Requirements -> Would you quote every entry exactly, dropping only the pictures?

Source records:

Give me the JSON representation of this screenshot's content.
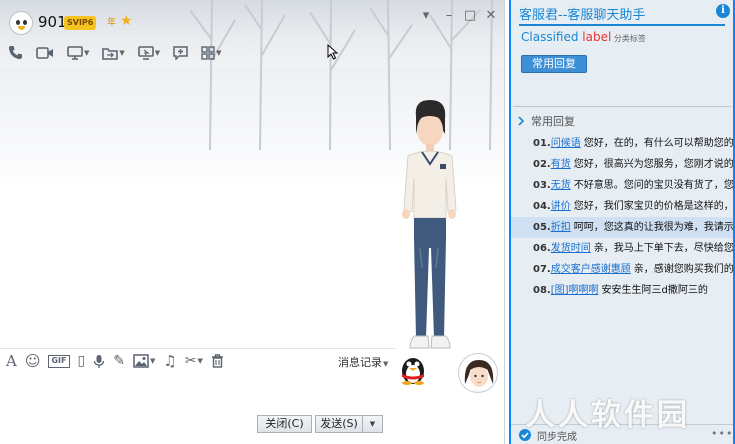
{
  "header": {
    "contact_name": "901",
    "vip_badge": "SVIP6",
    "year_tag": "年"
  },
  "window_controls": {
    "menu": "▾",
    "minimize": "–",
    "maximize": "□",
    "close": "✕"
  },
  "toolbar_top": [
    {
      "icon": "phone-icon"
    },
    {
      "icon": "video-icon"
    },
    {
      "icon": "screen-share-icon",
      "dropdown": true
    },
    {
      "icon": "file-transfer-icon",
      "dropdown": true
    },
    {
      "icon": "remote-desktop-icon",
      "dropdown": true
    },
    {
      "icon": "chat-bubble-icon"
    },
    {
      "icon": "apps-grid-icon",
      "dropdown": true
    }
  ],
  "toolbar_bottom": [
    {
      "icon": "font-icon",
      "glyph": "A"
    },
    {
      "icon": "emoji-icon",
      "glyph": "☺"
    },
    {
      "icon": "gif-icon",
      "glyph": "GIF"
    },
    {
      "icon": "shake-icon",
      "glyph": "▯"
    },
    {
      "icon": "microphone-icon",
      "glyph": "🎙"
    },
    {
      "icon": "pen-icon",
      "glyph": "✎"
    },
    {
      "icon": "image-icon",
      "glyph": "▨"
    },
    {
      "icon": "music-icon",
      "glyph": "♫"
    },
    {
      "icon": "scissors-icon",
      "glyph": "✂"
    },
    {
      "icon": "trash-icon",
      "glyph": "▥"
    }
  ],
  "history_label": "消息记录",
  "buttons": {
    "close": "关闭(C)",
    "send": "发送(S)"
  },
  "panel": {
    "title": "客服君--客服聊天助手",
    "subtitle_a": "Classified ",
    "subtitle_b": "label",
    "subtitle_c": " 分类标签",
    "quick_button": "常用回复",
    "section_title": "常用回复",
    "status": "同步完成",
    "more": "•••"
  },
  "replies": [
    {
      "num": "01.",
      "key": "问候语",
      "text": "您好，在的，有什么可以帮助您的"
    },
    {
      "num": "02.",
      "key": "有货",
      "text": "您好，很高兴为您服务，您刚才说的"
    },
    {
      "num": "03.",
      "key": "无货",
      "text": "不好意思。您问的宝贝没有货了，您"
    },
    {
      "num": "04.",
      "key": "讲价",
      "text": "您好，我们家宝贝的价格是这样的，"
    },
    {
      "num": "05.",
      "key": "折扣",
      "text": "呵呵，您这真的让我很为难，我请示"
    },
    {
      "num": "06.",
      "key": "发货时间",
      "text": "亲，我马上下单下去，尽快给您"
    },
    {
      "num": "07.",
      "key": "成交客户感谢惠顾",
      "text": "亲，感谢您购买我们的"
    },
    {
      "num": "08.",
      "key": "[图]啊啊啊",
      "text": "安安生生阿三d撒阿三的"
    }
  ],
  "selected_reply_index": 4,
  "watermark": "人人软件园",
  "colors": {
    "accent": "#1a87d6",
    "panel_border": "#0a84ff",
    "label_red": "#ee3333"
  }
}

Finished answer ->
Give me the JSON representation of this screenshot's content.
{
  "header": {
    "contact_name": "901",
    "vip_badge": "SVIP6",
    "year_tag": "年"
  },
  "window_controls": {
    "menu": "▾",
    "minimize": "–",
    "maximize": "□",
    "close": "✕"
  },
  "toolbar_top": [
    {
      "icon": "phone-icon"
    },
    {
      "icon": "video-icon"
    },
    {
      "icon": "screen-share-icon",
      "dropdown": true
    },
    {
      "icon": "file-transfer-icon",
      "dropdown": true
    },
    {
      "icon": "remote-desktop-icon",
      "dropdown": true
    },
    {
      "icon": "chat-bubble-icon"
    },
    {
      "icon": "apps-grid-icon",
      "dropdown": true
    }
  ],
  "toolbar_bottom": [
    {
      "icon": "font-icon",
      "glyph": "A"
    },
    {
      "icon": "emoji-icon",
      "glyph": "☺"
    },
    {
      "icon": "gif-icon",
      "glyph": "GIF"
    },
    {
      "icon": "shake-icon",
      "glyph": "▯"
    },
    {
      "icon": "microphone-icon",
      "glyph": "🎙"
    },
    {
      "icon": "pen-icon",
      "glyph": "✎"
    },
    {
      "icon": "image-icon",
      "glyph": "▨"
    },
    {
      "icon": "music-icon",
      "glyph": "♫"
    },
    {
      "icon": "scissors-icon",
      "glyph": "✂"
    },
    {
      "icon": "trash-icon",
      "glyph": "▥"
    }
  ],
  "history_label": "消息记录",
  "buttons": {
    "close": "关闭(C)",
    "send": "发送(S)"
  },
  "panel": {
    "title": "客服君--客服聊天助手",
    "subtitle_a": "Classified ",
    "subtitle_b": "label",
    "subtitle_c": " 分类标签",
    "quick_button": "常用回复",
    "section_title": "常用回复",
    "status": "同步完成",
    "more": "•••"
  },
  "replies": [
    {
      "num": "01.",
      "key": "问候语",
      "text": "您好，在的，有什么可以帮助您的"
    },
    {
      "num": "02.",
      "key": "有货",
      "text": "您好，很高兴为您服务，您刚才说的"
    },
    {
      "num": "03.",
      "key": "无货",
      "text": "不好意思。您问的宝贝没有货了，您"
    },
    {
      "num": "04.",
      "key": "讲价",
      "text": "您好，我们家宝贝的价格是这样的，"
    },
    {
      "num": "05.",
      "key": "折扣",
      "text": "呵呵，您这真的让我很为难，我请示"
    },
    {
      "num": "06.",
      "key": "发货时间",
      "text": "亲，我马上下单下去，尽快给您"
    },
    {
      "num": "07.",
      "key": "成交客户感谢惠顾",
      "text": "亲，感谢您购买我们的"
    },
    {
      "num": "08.",
      "key": "[图]啊啊啊",
      "text": "安安生生阿三d撒阿三的"
    }
  ],
  "selected_reply_index": 4,
  "watermark": "人人软件园",
  "colors": {
    "accent": "#1a87d6",
    "panel_border": "#0a84ff",
    "label_red": "#ee3333"
  }
}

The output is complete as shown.